### Records excerpted from a collection
□ □ □

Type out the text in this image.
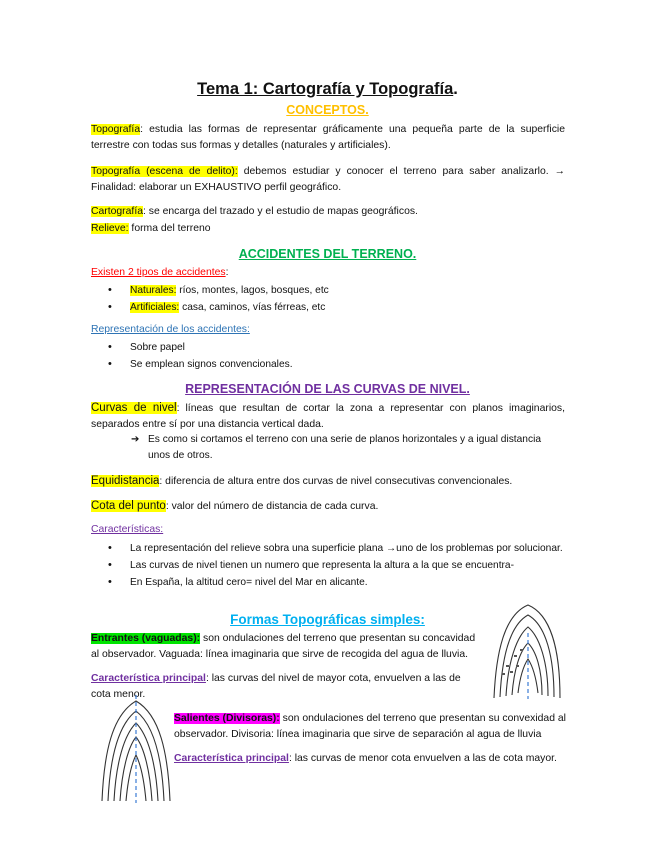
Tema 1: Cartografía y Topografía.
CONCEPTOS.
Topografía: estudia las formas de representar gráficamente una pequeña parte de la superficie terrestre con todas sus formas y detalles (naturales y artificiales).
Topografía (escena de delito): debemos estudiar y conocer el terreno para saber analizarlo. → Finalidad: elaborar un EXHAUSTIVO perfil geográfico.
Cartografía: se encarga del trazado y el estudio de mapas geográficos.
Relieve: forma del terreno
ACCIDENTES DEL TERRENO.
Existen 2 tipos de accidentes:
• Naturales: ríos, montes, lagos, bosques, etc
• Artificiales: casa, caminos, vías férreas, etc
Representación de los accidentes:
• Sobre papel
• Se emplean signos convencionales.
REPRESENTACIÓN DE LAS CURVAS DE NIVEL.
Curvas de nivel: líneas que resultan de cortar la zona a representar con planos imaginarios, separados entre sí por una distancia vertical dada.
➔ Es como si cortamos el terreno con una serie de planos horizontales y a igual distancia unos de otros.
Equidistancia: diferencia de altura entre dos curvas de nivel consecutivas convencionales.
Cota del punto: valor del número de distancia de cada curva.
Características:
• La representación del relieve sobra una superficie plana →uno de los problemas por solucionar.
• Las curvas de nivel tienen un numero que representa la altura a la que se encuentra-
• En España, la altitud cero= nivel del Mar en alicante.
Formas Topográficas simples:
Entrantes (vaguadas): son ondulaciones del terreno que presentan su concavidad al observador. Vaguada: línea imaginaria que sirve de recogida del agua de lluvia.
Característica principal: las curvas del nivel de mayor cota, envuelven a las de cota menor.
Salientes (Divisoras): son ondulaciones del terreno que presentan su convexidad al observador. Divisoria: línea imaginaria que sirve de separación al agua de lluvia
Característica principal: las curvas de menor cota envuelven a las de cota mayor.
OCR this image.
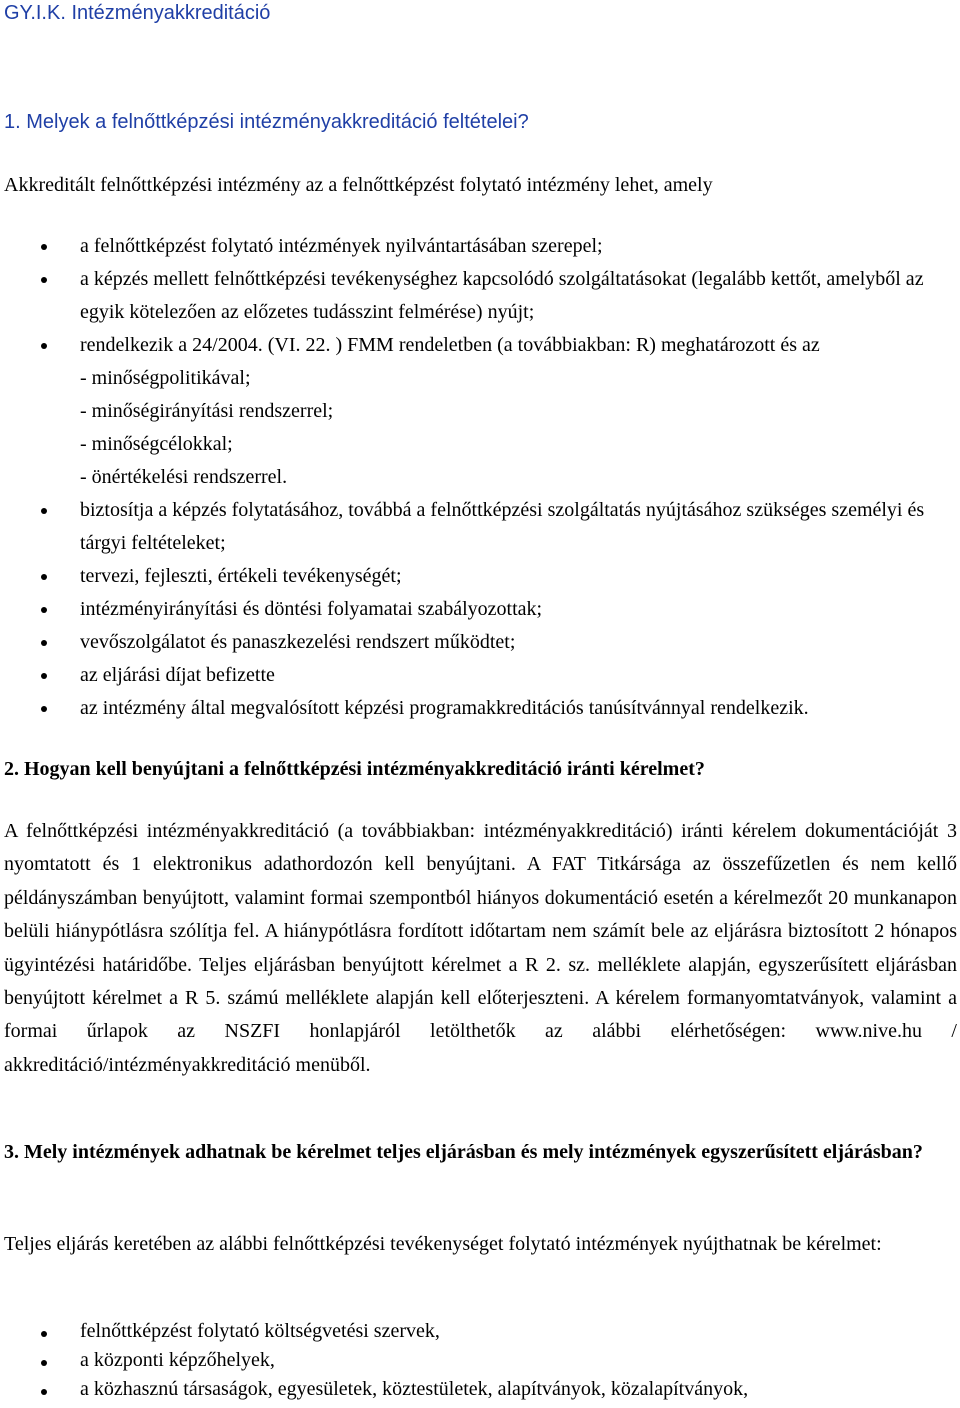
GY.I.K. Intézményakkreditáció
1. Melyek a felnőttképzési intézményakkreditáció feltételei?

Akkreditált felnőttképzési intézmény az a felnőttképzést folytató intézmény lehet, amely

a felnőttképzést folytató intézmények nyilvántartásában szerepel;
a képzés mellett felnőttképzési tevékenységhez kapcsolódó szolgáltatásokat (legalább kettőt, amelyből az egyik kötelezően az előzetes tudásszint felmérése) nyújt;
rendelkezik a 24/2004. (VI. 22. ) FMM rendeletben (a továbbiakban: R) meghatározott és az
- minőségpolitikával;
- minőségirányítási rendszerrel;
- minőségcélokkal;
- önértékelési rendszerrel.
biztosítja a képzés folytatásához, továbbá a felnőttképzési szolgáltatás nyújtásához szükséges személyi és tárgyi feltételeket;
tervezi, fejleszti, értékeli tevékenységét;
intézményirányítási és döntési folyamatai szabályozottak;
vevőszolgálatot és panaszkezelési rendszert működtet;
az eljárási díjat befizette
az intézmény által megvalósított képzési programakkreditációs tanúsítvánnyal rendelkezik.
2. Hogyan kell benyújtani a felnőttképzési intézményakkreditáció iránti kérelmet?

A felnőttképzési intézményakkreditáció (a továbbiakban: intézményakkreditáció) iránti kérelem dokumentációját 3 nyomtatott és 1 elektronikus adathordozón kell benyújtani. A FAT Titkársága az összefűzetlen és nem kellő példányszámban benyújtott, valamint formai szempontból hiányos dokumentáció esetén a kérelmezőt 20 munkanapon belüli hiánypótlásra szólítja fel. A hiánypótlásra fordított időtartam nem számít bele az eljárásra biztosított 2 hónapos ügyintézési határidőbe. Teljes eljárásban benyújtott kérelmet a R 2. sz. melléklete alapján, egyszerűsített eljárásban benyújtott kérelmet a R 5. számú melléklete alapján kell előterjeszteni. A kérelem formanyomtatványok, valamint a formai űrlapok az NSZFI honlapjáról letölthetők az alábbi elérhetőségen: www.nive.hu / akkreditáció/intézményakkreditáció menüből.

3. Mely intézmények adhatnak be kérelmet teljes eljárásban és mely intézmények egyszerűsített eljárásban?

Teljes eljárás keretében az alábbi felnőttképzési tevékenységet folytató intézmények nyújthatnak be kérelmet:

felnőttképzést folytató költségvetési szervek,
a központi képzőhelyek,
a közhasznú társaságok, egyesületek, köztestületek, alapítványok, közalapítványok,
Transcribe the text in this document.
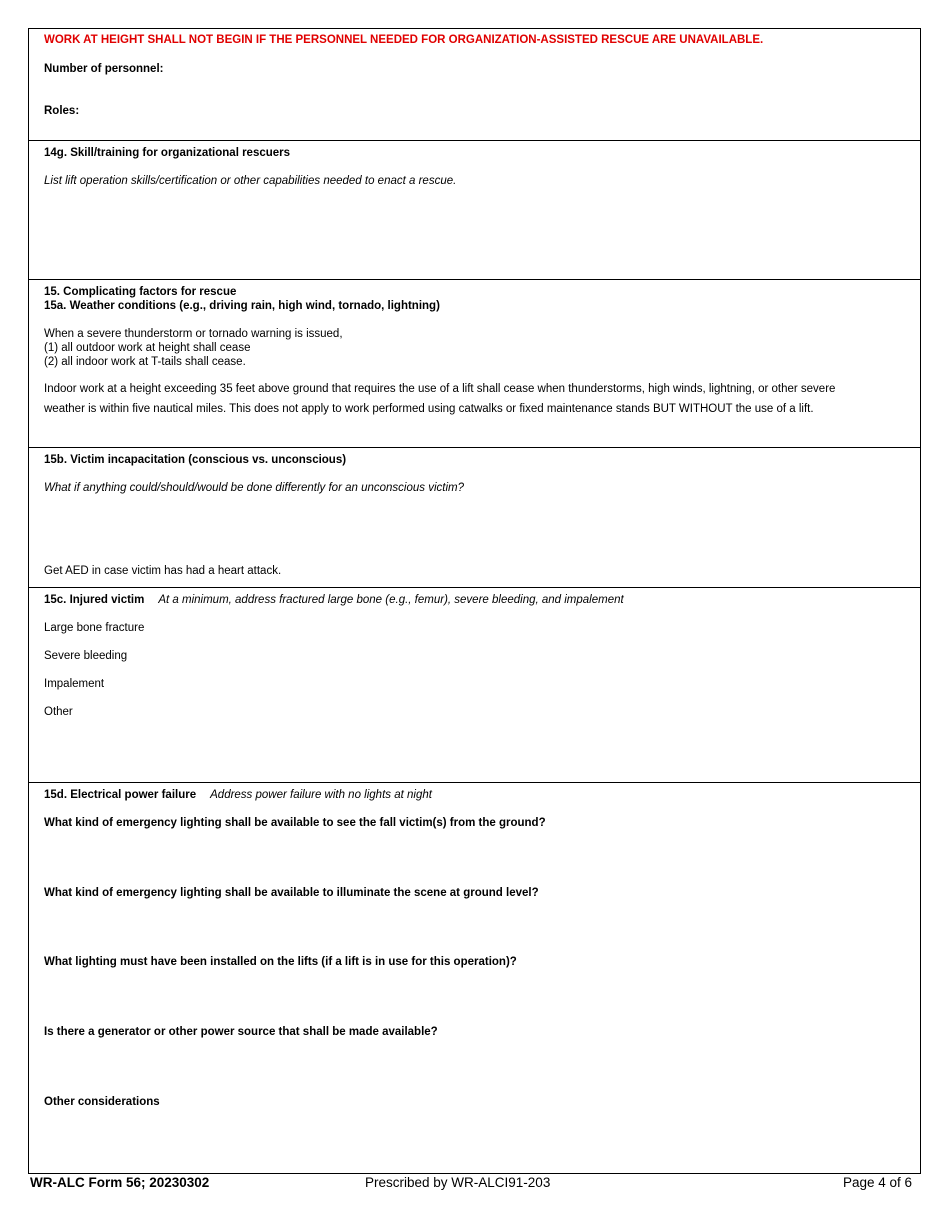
WORK AT HEIGHT SHALL NOT BEGIN IF THE PERSONNEL NEEDED FOR ORGANIZATION-ASSISTED RESCUE ARE UNAVAILABLE.
Number of personnel:
Roles:
14g. Skill/training for organizational rescuers
List lift operation skills/certification or other capabilities needed to enact a rescue.
15. Complicating factors for rescue
15a. Weather conditions (e.g., driving rain, high wind, tornado, lightning)
When a severe thunderstorm or tornado warning is issued,
(1) all outdoor work at height shall cease
(2) all indoor work at T-tails shall cease.
Indoor work at a height exceeding 35 feet above ground that requires the use of a lift shall cease when thunderstorms, high winds, lightning, or other severe weather is within five nautical miles. This does not apply to work performed using catwalks or fixed maintenance stands BUT WITHOUT the use of a lift.
15b. Victim incapacitation (conscious vs. unconscious)
What if anything could/should/would be done differently for an unconscious victim?
Get AED in case victim has had a heart attack.
15c. Injured victim At a minimum, address fractured large bone (e.g., femur), severe bleeding, and impalement
Large bone fracture
Severe bleeding
Impalement
Other
15d. Electrical power failure Address power failure with no lights at night
What kind of emergency lighting shall be available to see the fall victim(s) from the ground?
What kind of emergency lighting shall be available to illuminate the scene at ground level?
What lighting must have been installed on the lifts (if a lift is in use for this operation)?
Is there a generator or other power source that shall be made available?
Other considerations
WR-ALC Form 56; 20230302	Prescribed by WR-ALCI91-203	Page 4 of 6
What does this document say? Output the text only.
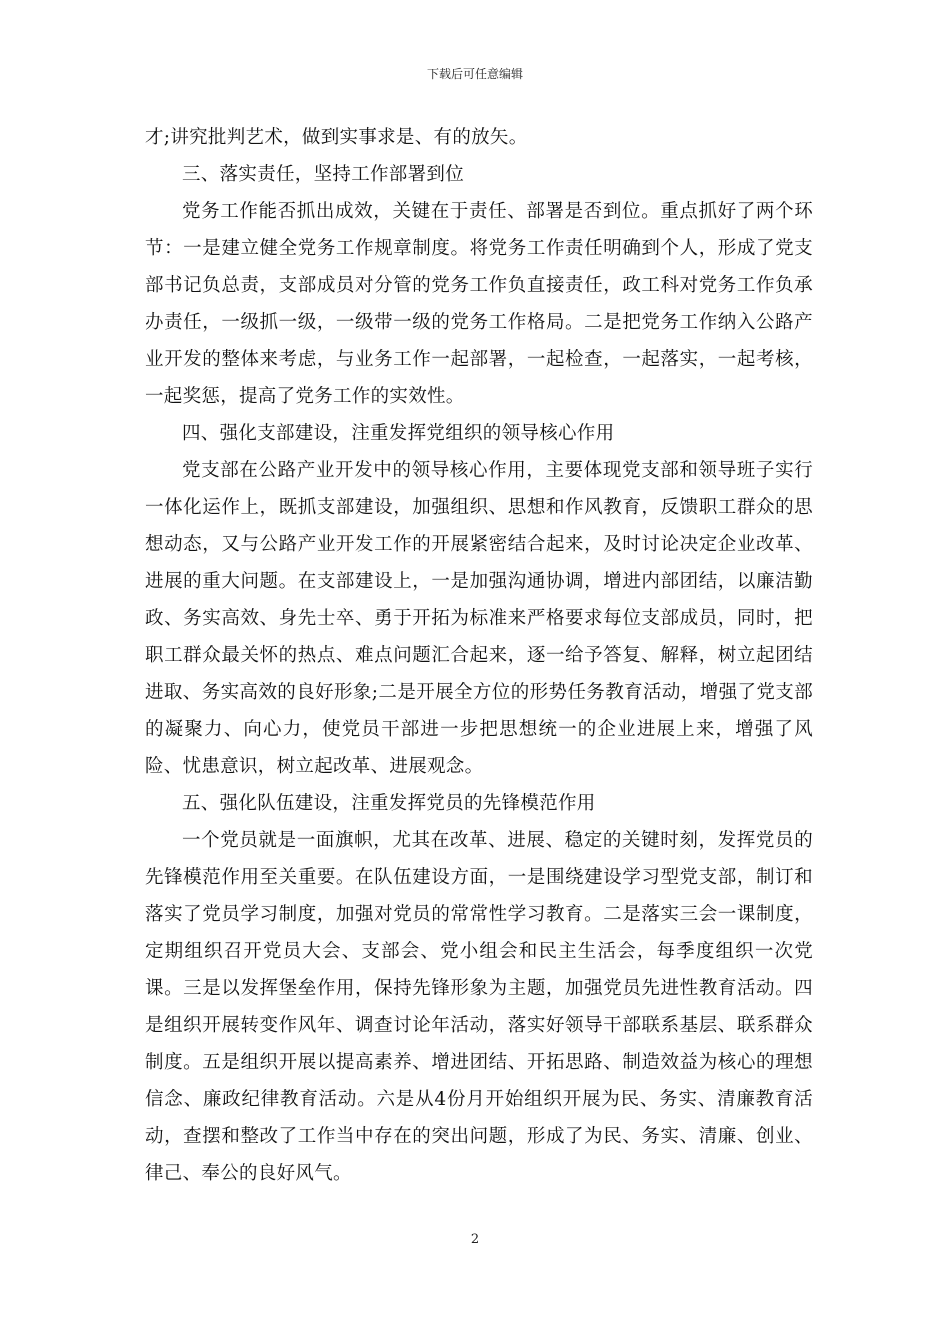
下载后可任意编辑

才;讲究批判艺术，做到实事求是、有的放矢。

三、落实责任，坚持工作部署到位

党务工作能否抓出成效，关键在于责任、部署是否到位。重点抓好了两个环节：一是建立健全党务工作规章制度。将党务工作责任明确到个人，形成了党支部书记负总责，支部成员对分管的党务工作负直接责任，政工科对党务工作负承办责任，一级抓一级，一级带一级的党务工作格局。二是把党务工作纳入公路产业开发的整体来考虑，与业务工作一起部署，一起检查，一起落实，一起考核，一起奖惩，提高了党务工作的实效性。

四、强化支部建设，注重发挥党组织的领导核心作用

党支部在公路产业开发中的领导核心作用，主要体现党支部和领导班子实行一体化运作上，既抓支部建设，加强组织、思想和作风教育，反馈职工群众的思想动态，又与公路产业开发工作的开展紧密结合起来，及时讨论决定企业改革、进展的重大问题。在支部建设上，一是加强沟通协调，增进内部团结，以廉洁勤政、务实高效、身先士卒、勇于开拓为标准来严格要求每位支部成员，同时，把职工群众最关怀的热点、难点问题汇合起来，逐一给予答复、解释，树立起团结进取、务实高效的良好形象;二是开展全方位的形势任务教育活动，增强了党支部的凝聚力、向心力，使党员干部进一步把思想统一的企业进展上来，增强了风险、忧患意识，树立起改革、进展观念。

五、强化队伍建设，注重发挥党员的先锋模范作用

一个党员就是一面旗帜，尤其在改革、进展、稳定的关键时刻，发挥党员的先锋模范作用至关重要。在队伍建设方面，一是围绕建设学习型党支部，制订和落实了党员学习制度，加强对党员的常常性学习教育。二是落实三会一课制度，定期组织召开党员大会、支部会、党小组会和民主生活会，每季度组织一次党课。三是以发挥堡垒作用，保持先锋形象为主题，加强党员先进性教育活动。四是组织开展转变作风年、调查讨论年活动，落实好领导干部联系基层、联系群众制度。五是组织开展以提高素养、增进团结、开拓思路、制造效益为核心的理想信念、廉政纪律教育活动。六是从4份月开始组织开展为民、务实、清廉教育活动，查摆和整改了工作当中存在的突出问题，形成了为民、务实、清廉、创业、律己、奉公的良好风气。

2
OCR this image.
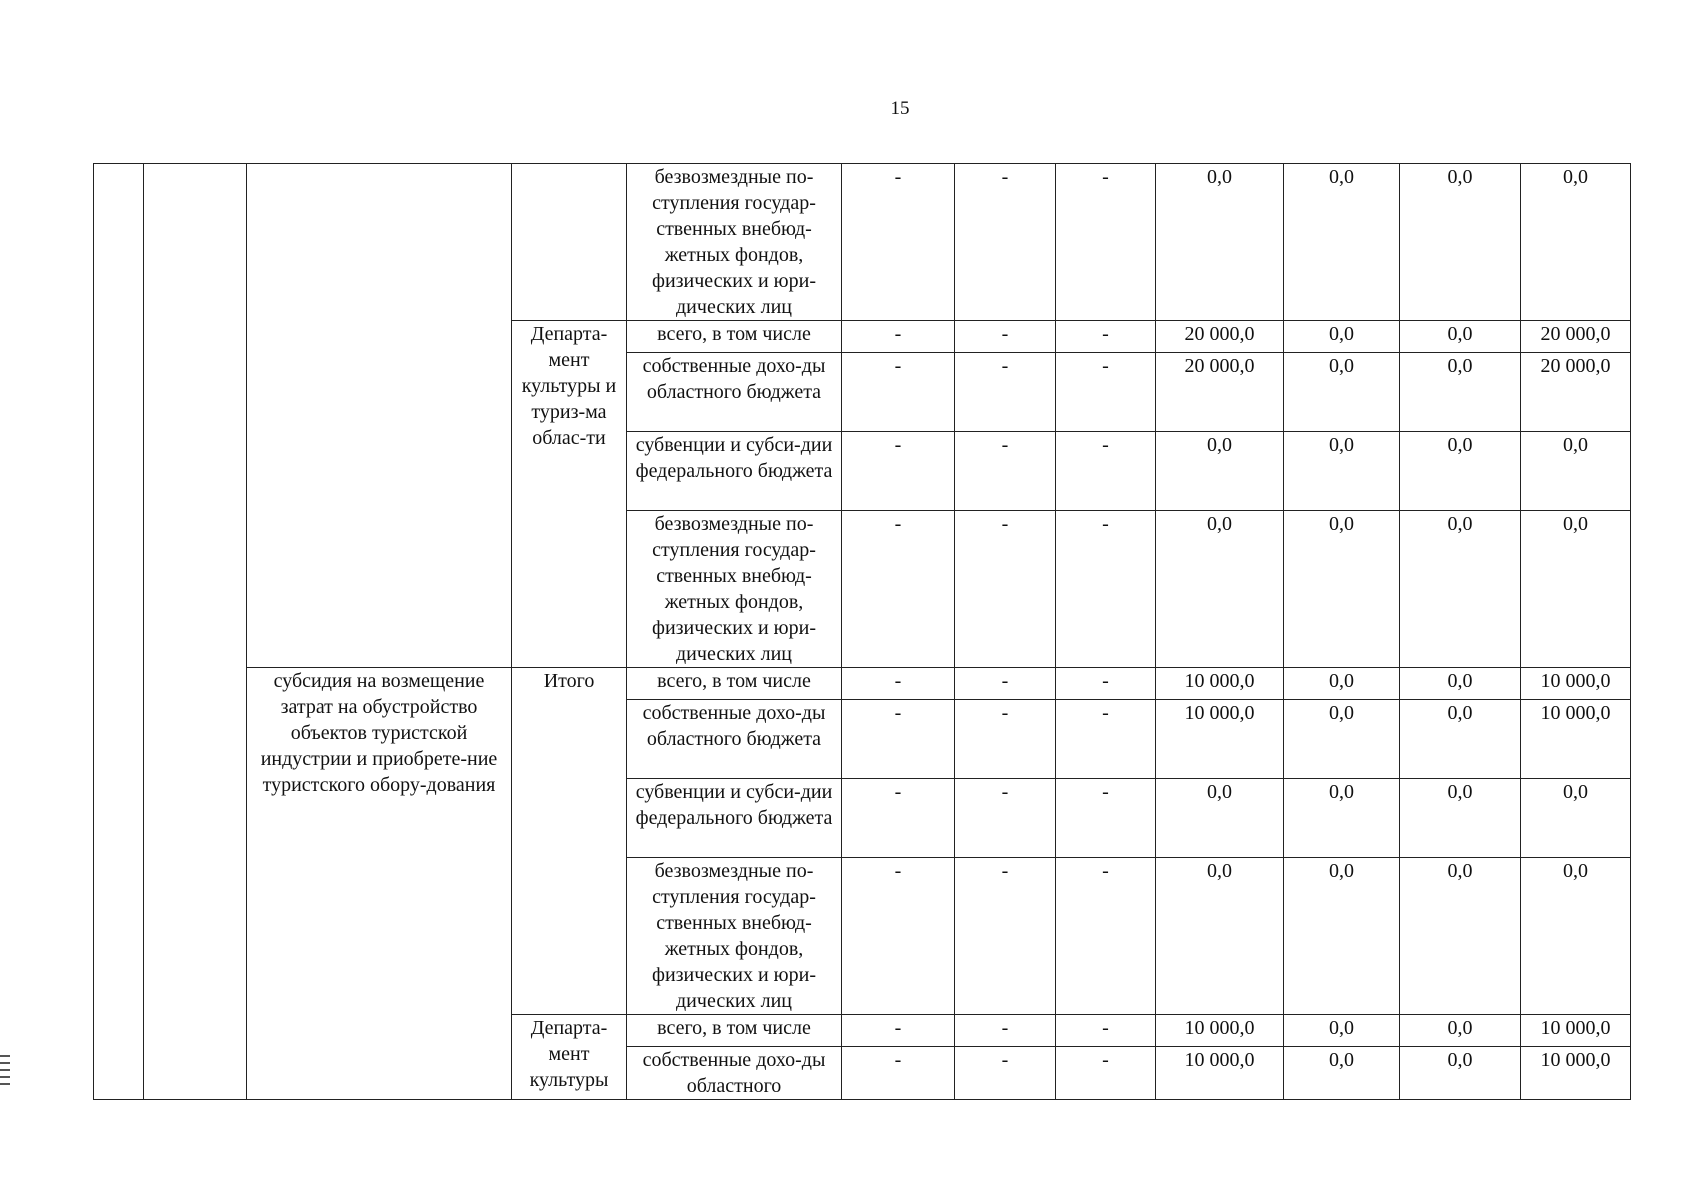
15
				безвозмездные по-ступления государ-ственных внебюд-жетных фондов, физических и юри-дических лиц	-	-	-	0,0	0,0	0,0	0,0
			Департа-мент культуры и туриз-ма облас-ти	всего, в том числе	-	-	-	20 000,0	0,0	0,0	20 000,0
				собственные дохо-ды областного бюджета	-	-	-	20 000,0	0,0	0,0	20 000,0
				субвенции и субси-дии федерального бюджета	-	-	-	0,0	0,0	0,0	0,0
				безвозмездные по-ступления государ-ственных внебюд-жетных фондов, физических и юри-дических лиц	-	-	-	0,0	0,0	0,0	0,0
		субсидия на возмещение затрат на обустройство объектов туристской индустрии и приобрете-ние туристского обору-дования	Итого	всего, в том числе	-	-	-	10 000,0	0,0	0,0	10 000,0
				собственные дохо-ды областного бюджета	-	-	-	10 000,0	0,0	0,0	10 000,0
				субвенции и субси-дии федерального бюджета	-	-	-	0,0	0,0	0,0	0,0
				безвозмездные по-ступления государ-ственных внебюд-жетных фондов, физических и юри-дических лиц	-	-	-	0,0	0,0	0,0	0,0
			Департа-мент культуры	всего, в том числе	-	-	-	10 000,0	0,0	0,0	10 000,0
				собственные дохо-ды областного	-	-	-	10 000,0	0,0	0,0	10 000,0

□ □ □

### Problem
Copy every line of the listing that includes the string "power".

### Task output
15d. Electrical power failure Address power failure with no lights at night
Is there a generator or other power source that shall be made available?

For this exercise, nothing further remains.